原文:
-*-

話が逸れたが、ともかく「お友達内閣」は珍しいものであり、よほどのことがなければ実は生まれるものではない。
 
それではこの政権最大の難局という「よほどのこと」に総理は「お友達」で固める選択をするだろうか?
 
私はそうはしないと考える。注目したいのは約10年前の第1次安倍改造内閣の人事だ。このとき安倍内閣は閣僚のスキャンダルで非難の嵐、年金問題と相まって参院選で惨敗し、死に体だった。そうした状況のもと安倍総理が行った閣僚人事は古典的な「挙党一致」型だった。官房長官を盟友の塩崎恭久氏から直言タイプの与謝野馨氏に代えたのをはじめ、閣僚はきれいに派閥均衡、党全体のバックアップを供給できる体制をアピールした。一方で党の人事は「挙党一致」とは言い難い。幹事長に親密な麻生太郎氏、政調会長に盟友の石原伸晃氏を起用した。内閣・党全体を見ると単純な「挙党一致」というより、「『お友達』エリアを残した挙党一致体制」と形容するべきだろう。このときの人事を手がかりに今回の改造を考えるとある程度見通しが浮かんでくる。つまり、今次の人事で指すところの「骨格」とはここで言う「お友達」にあたり、そうしたエリアを温存しながら挙党一致体制を構築することが考えられるということだ。そのようなことから考えれば、第2次安倍改造内閣でみられた「岸田派偏重」や「石原派冷遇」、あるいは現内閣の「谷垣グループ冷遇」のような現象は考えづらい。どの派閥にもポストが行き渡る人事が行われるのではないか。
 
ここから先はいささか各論に亘る。まず、参院の扱いだ。
 
先の通常国会参院は大きな得点をあげた。つまり、「テロ等準備罪」法案について会期延長が当然視されるなかで、力ずくで会期内の成立を遂げたのだ。その功績は官邸にとって大きいはずだ。立役者と言われるのは参院自民党の実力者である吉田博美幹事長であるが、余人をもって代え難い以上吉田氏自身の入閣はないだろう。吉田氏に近い松山政司参院国対委員長の入閣がかなりの程度考えられる。その他、中川雅治参院副会長も有力候補だ。
 
今年に入って起きた党内政局で目立つのは麻生派山東派谷垣グループ離脱組による派閥再編である。党内第二派閥となった麻生派が人事でも厚遇を求めるのは間違いない。もっとも、先述したように「挙党一致」体制の構造ではあまりにも露骨な厚遇人事は考えづらいだろう。
 
麻生氏が強く推すとみられるのは、旧山東派の議員だ。自らの領袖としての求心力を確保するためには派の基盤を固める必要がある。そうしたことを考えれば、自らの系統とは異なる議員の入閣にも配慮をしなければならない。旧山東派から伊藤信太郎北川知克両氏の入閣は十分考えられる。その上で派から適当な人数が入閣するのではないか。
 
「挙党一致」をアピールする上でウィングを広げる必要があるのが石破派と谷垣グループとなる。石破派からは現在山本有二農水相が閣内にいる。総理にすれば自らとも親しい山本大臣は留任させたいところだろうが、過去に発言が問題視されたこともある山本大臣を残すことは難しい。改造にあたっては親しい田村憲久氏、あるいは伊藤達也氏辺りの起用が考えられる。

-*-

取り組む課題:
A: 内閣改造についての文章によると、第1次安倍改造内閣で与謝野馨氏に代えられた官房長官は誰か。
B: 内閣改造についての文章を、最後の文の次から書き進めなさい。
ここで示す項目は、この作業では一切使わない。

抜粋データ:
-*-

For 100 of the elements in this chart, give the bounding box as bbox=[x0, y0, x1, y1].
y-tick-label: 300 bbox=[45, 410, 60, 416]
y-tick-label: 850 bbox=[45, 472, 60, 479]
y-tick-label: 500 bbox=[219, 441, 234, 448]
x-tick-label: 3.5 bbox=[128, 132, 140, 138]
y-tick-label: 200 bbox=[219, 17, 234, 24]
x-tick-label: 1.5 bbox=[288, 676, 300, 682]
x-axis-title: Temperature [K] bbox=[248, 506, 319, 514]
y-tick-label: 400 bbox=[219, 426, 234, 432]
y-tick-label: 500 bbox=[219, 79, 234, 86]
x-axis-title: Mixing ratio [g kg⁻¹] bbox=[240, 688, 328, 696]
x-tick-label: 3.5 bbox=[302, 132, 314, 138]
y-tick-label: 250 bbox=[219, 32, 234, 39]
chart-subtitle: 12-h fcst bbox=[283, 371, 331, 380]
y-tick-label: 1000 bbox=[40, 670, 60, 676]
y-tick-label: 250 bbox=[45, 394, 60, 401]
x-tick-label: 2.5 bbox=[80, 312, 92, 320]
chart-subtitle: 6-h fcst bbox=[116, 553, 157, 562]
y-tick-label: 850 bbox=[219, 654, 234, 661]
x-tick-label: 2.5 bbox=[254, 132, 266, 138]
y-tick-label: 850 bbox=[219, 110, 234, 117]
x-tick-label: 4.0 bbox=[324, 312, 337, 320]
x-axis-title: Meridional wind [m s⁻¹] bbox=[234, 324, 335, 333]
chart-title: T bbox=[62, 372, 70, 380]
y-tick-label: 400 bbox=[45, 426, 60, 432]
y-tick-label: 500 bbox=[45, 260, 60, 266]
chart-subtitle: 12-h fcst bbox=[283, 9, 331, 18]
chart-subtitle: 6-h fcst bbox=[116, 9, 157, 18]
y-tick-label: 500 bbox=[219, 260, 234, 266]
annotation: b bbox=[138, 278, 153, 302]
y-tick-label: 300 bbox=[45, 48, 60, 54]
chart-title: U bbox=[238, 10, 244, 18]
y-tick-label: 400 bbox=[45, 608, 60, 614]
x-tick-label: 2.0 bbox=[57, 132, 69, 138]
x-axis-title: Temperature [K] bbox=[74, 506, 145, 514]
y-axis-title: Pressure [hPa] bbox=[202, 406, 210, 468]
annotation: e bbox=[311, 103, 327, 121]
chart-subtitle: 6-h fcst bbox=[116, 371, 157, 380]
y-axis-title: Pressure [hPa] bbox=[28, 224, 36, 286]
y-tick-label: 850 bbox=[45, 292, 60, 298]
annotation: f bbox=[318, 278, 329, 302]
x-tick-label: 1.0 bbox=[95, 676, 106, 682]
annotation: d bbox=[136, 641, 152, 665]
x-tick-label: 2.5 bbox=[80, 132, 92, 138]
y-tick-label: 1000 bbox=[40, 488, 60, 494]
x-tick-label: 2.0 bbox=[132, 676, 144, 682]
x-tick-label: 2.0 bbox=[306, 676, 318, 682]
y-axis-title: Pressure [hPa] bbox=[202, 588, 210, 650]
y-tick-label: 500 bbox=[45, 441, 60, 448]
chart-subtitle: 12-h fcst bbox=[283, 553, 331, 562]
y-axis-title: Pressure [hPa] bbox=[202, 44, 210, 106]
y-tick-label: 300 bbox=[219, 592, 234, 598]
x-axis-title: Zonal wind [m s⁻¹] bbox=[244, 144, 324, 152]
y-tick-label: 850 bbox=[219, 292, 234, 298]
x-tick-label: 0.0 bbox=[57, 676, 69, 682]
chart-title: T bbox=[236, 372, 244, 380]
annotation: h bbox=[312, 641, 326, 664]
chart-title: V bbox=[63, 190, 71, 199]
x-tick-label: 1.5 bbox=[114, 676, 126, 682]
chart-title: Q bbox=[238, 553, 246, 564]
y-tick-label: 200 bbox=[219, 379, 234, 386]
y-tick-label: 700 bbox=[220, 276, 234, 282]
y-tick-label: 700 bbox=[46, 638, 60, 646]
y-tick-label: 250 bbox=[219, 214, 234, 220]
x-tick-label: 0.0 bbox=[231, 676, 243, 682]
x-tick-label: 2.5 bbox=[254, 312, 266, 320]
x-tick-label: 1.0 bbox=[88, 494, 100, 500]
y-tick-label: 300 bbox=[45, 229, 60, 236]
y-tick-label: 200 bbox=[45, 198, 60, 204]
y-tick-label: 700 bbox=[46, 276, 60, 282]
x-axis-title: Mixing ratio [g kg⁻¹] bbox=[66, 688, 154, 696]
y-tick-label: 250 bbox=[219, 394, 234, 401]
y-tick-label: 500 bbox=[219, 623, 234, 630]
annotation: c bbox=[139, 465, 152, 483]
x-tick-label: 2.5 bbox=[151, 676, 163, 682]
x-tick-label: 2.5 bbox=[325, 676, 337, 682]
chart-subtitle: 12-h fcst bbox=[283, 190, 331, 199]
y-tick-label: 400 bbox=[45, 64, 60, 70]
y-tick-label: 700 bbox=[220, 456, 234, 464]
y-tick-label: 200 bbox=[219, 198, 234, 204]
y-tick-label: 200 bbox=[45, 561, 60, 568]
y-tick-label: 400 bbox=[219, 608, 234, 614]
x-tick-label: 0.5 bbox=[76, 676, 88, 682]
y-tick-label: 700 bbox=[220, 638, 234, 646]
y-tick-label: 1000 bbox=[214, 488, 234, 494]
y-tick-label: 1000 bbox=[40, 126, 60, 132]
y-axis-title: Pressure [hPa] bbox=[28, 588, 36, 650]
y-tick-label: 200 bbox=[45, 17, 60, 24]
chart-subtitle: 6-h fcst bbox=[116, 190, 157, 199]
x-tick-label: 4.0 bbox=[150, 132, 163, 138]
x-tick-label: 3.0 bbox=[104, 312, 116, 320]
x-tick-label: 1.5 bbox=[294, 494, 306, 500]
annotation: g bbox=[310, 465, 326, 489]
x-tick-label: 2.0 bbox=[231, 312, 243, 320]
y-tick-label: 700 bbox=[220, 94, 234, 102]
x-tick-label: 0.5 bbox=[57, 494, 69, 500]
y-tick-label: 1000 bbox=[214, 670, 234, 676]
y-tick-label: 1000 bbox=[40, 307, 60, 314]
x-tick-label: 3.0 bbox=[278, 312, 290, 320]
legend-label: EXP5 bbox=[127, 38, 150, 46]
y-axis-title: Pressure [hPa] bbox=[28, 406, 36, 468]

-*-

課題別の解答:
A: 塩崎恭久氏。

B:
 
次に谷垣グループ。総理が谷垣禎一前幹事長を深く信頼していることは間違いない。政権発足時から敬意は変わらず、また谷垣氏のほうもそれに応えて仕事をしてきた。が、派閥への対応は不思議なほどにそれに見合わない。現内閣も谷垣氏が幹事長から外れるや、佐藤国対委員長、中谷防衛相などが外れ、入閣者はゼロとなった。いわば同派は「冬の時代」にある。今回の改造ではそうしたところにも配慮をするものと考えられる。中谷氏の再入閣の可能性に加えて、あえて「万年待機組」逢沢一郎氏の入閣を予想したい。
 
さて、今回の人事でもっとも話題をまいているのは、小泉進次郎氏の入閣のありやなしやだ。小泉氏は否定しているが、人事を決めるのは総理である。何が起きるかはわからない。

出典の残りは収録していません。